■ Data lines ■
————————

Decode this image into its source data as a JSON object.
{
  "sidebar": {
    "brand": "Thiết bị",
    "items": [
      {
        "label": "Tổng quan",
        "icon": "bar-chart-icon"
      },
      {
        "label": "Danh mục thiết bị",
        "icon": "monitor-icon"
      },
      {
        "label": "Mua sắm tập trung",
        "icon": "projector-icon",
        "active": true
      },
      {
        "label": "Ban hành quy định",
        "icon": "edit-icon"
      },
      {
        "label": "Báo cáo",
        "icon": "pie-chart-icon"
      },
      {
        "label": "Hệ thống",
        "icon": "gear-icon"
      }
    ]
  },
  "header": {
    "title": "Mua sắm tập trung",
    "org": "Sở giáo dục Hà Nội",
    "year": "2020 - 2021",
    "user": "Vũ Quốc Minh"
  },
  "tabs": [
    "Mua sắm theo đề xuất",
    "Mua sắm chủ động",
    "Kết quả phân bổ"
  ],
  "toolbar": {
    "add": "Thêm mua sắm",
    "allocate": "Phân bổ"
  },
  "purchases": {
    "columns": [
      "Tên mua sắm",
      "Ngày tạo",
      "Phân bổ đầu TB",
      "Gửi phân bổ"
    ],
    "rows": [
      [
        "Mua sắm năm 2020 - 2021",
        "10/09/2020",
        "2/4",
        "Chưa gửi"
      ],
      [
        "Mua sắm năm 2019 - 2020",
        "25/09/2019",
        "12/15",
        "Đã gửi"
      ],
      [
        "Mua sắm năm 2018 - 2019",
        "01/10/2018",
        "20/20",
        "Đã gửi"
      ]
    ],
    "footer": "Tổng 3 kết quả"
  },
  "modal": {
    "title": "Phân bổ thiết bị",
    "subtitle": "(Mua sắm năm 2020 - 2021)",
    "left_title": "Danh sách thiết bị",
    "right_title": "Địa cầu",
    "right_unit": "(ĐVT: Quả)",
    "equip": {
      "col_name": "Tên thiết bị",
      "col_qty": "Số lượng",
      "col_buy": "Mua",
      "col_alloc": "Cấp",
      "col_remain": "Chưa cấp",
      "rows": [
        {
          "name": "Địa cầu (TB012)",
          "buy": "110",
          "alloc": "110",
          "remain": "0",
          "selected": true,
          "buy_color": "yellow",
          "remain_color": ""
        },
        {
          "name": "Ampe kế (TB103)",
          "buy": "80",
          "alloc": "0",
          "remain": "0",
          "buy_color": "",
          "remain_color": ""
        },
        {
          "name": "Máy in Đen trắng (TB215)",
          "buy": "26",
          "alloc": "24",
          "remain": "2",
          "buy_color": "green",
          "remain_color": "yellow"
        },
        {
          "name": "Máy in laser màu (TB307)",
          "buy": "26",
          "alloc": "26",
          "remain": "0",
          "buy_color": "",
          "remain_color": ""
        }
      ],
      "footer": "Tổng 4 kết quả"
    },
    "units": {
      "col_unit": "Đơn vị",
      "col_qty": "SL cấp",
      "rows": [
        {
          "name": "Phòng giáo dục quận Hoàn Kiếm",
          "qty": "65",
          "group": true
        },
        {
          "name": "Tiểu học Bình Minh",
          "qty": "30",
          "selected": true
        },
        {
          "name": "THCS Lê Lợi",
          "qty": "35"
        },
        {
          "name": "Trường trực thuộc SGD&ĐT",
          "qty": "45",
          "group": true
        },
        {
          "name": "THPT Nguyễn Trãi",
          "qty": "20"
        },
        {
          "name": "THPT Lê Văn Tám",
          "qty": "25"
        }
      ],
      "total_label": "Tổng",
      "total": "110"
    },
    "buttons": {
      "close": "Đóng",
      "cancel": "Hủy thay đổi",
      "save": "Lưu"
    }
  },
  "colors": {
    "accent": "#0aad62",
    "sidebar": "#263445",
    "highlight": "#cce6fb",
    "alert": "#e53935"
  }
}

————————

■ Task to complete ■
Please output the complete data exactly.

■ Solved exercise ■
Decode this image into its source data as a JSON object.
{
  "sidebar": {
    "brand": "Thiết bị",
    "items": [
      {
        "label": "Tổng quan",
        "icon": "bar-chart-icon"
      },
      {
        "label": "Danh mục thiết bị",
        "icon": "monitor-icon"
      },
      {
        "label": "Mua sắm tập trung",
        "icon": "projector-icon",
        "active": true
      },
      {
        "label": "Ban hành quy định",
        "icon": "edit-icon"
      },
      {
        "label": "Báo cáo",
        "icon": "pie-chart-icon"
      },
      {
        "label": "Hệ thống",
        "icon": "gear-icon"
      }
    ]
  },
  "header": {
    "title": "Mua sắm tập trung",
    "org": "Sở giáo dục Hà Nội",
    "year": "2020 - 2021",
    "user": "Vũ Quốc Minh"
  },
  "tabs": [
    "Mua sắm theo đề xuất",
    "Mua sắm chủ động",
    "Kết quả phân bổ"
  ],
  "toolbar": {
    "add": "Thêm mua sắm",
    "allocate": "Phân bổ"
  },
  "purchases": {
    "columns": [
      "Tên mua sắm",
      "Ngày tạo",
      "Phân bổ đầu TB",
      "Gửi phân bổ"
    ],
    "rows": [
      [
        "Mua sắm năm 2020 - 2021",
        "10/09/2020",
        "2/4",
        "Chưa gửi"
      ],
      [
        "Mua sắm năm 2019 - 2020",
        "25/09/2019",
        "12/15",
        "Đã gửi"
      ],
      [
        "Mua sắm năm 2018 - 2019",
        "01/10/2018",
        "20/20",
        "Đã gửi"
      ]
    ],
    "footer": "Tổng 3 kết quả"
  },
  "modal": {
    "title": "Phân bổ thiết bị",
    "subtitle": "(Mua sắm năm 2020 - 2021)",
    "left_title": "Danh sách thiết bị",
    "right_title": "Địa cầu",
    "right_unit": "(ĐVT: Quả)",
    "equip": {
      "col_name": "Tên thiết bị",
      "col_qty": "Số lượng",
      "col_buy": "Mua",
      "col_alloc": "Cấp",
      "col_remain": "Chưa cấp",
      "rows": [
        {
          "name": "Địa cầu (TB012)",
          "buy": "110",
          "alloc": "110",
          "remain": "0",
          "selected": true,
          "buy_color": "yellow",
          "remain_color": ""
        },
        {
          "name": "Ampe kế (TB103)",
          "buy": "80",
          "alloc": "0",
          "remain": "0",
          "buy_color": "",
          "remain_color": ""
        },
        {
          "name": "Máy in Đen trắng (TB215)",
          "buy": "26",
          "alloc": "24",
          "remain": "2",
          "buy_color": "green",
          "remain_color": "yellow"
        },
        {
          "name": "Máy in laser màu (TB307)",
          "buy": "26",
          "alloc": "26",
          "remain": "0",
          "buy_color": "",
          "remain_color": ""
        }
      ],
      "footer": "Tổng 4 kết quả"
    },
    "units": {
      "col_unit": "Đơn vị",
      "col_qty": "SL cấp",
      "rows": [
        {
          "name": "Phòng giáo dục quận Hoàn Kiếm",
          "qty": "65",
          "group": true
        },
        {
          "name": "Tiểu học Bình Minh",
          "qty": "30",
          "selected": true
        },
        {
          "name": "THCS Lê Lợi",
          "qty": "35"
        },
        {
          "name": "Trường trực thuộc SGD&ĐT",
          "qty": "45",
          "group": true
        },
        {
          "name": "THPT Nguyễn Trãi",
          "qty": "20"
        },
        {
          "name": "THPT Lê Văn Tám",
          "qty": "25"
        }
      ],
      "total_label": "Tổng",
      "total": "110"
    },
    "buttons": {
      "close": "Đóng",
      "cancel": "Hủy thay đổi",
      "save": "Lưu"
    }
  },
  "colors": {
    "accent": "#0aad62",
    "sidebar": "#263445",
    "highlight": "#cce6fb",
    "alert": "#e53935"
  }
}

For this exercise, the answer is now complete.